**Task details**
For the string "ANALYSIS", work out how many lines of the data contain it and give that number with nothing added.

===== Data extracts

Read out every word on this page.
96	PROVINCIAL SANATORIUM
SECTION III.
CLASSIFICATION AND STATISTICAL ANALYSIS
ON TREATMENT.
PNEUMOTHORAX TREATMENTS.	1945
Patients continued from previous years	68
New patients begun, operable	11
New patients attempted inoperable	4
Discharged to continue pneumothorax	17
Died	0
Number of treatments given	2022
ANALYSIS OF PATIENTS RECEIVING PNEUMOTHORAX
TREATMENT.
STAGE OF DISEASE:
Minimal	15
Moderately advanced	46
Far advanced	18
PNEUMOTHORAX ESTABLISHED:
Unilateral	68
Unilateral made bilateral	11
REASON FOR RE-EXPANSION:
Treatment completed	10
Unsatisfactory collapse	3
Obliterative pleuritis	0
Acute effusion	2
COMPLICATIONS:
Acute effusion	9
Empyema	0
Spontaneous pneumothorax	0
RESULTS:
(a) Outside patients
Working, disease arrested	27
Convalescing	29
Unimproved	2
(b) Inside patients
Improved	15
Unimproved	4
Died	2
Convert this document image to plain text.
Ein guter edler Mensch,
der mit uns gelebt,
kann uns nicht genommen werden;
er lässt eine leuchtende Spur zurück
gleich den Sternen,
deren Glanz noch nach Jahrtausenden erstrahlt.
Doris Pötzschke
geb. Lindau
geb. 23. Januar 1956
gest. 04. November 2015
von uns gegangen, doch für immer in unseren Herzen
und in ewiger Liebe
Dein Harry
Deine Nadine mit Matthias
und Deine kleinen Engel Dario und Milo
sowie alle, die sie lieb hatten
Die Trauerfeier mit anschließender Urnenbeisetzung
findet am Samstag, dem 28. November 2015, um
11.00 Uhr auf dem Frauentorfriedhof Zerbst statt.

==========

**Expected answer**
2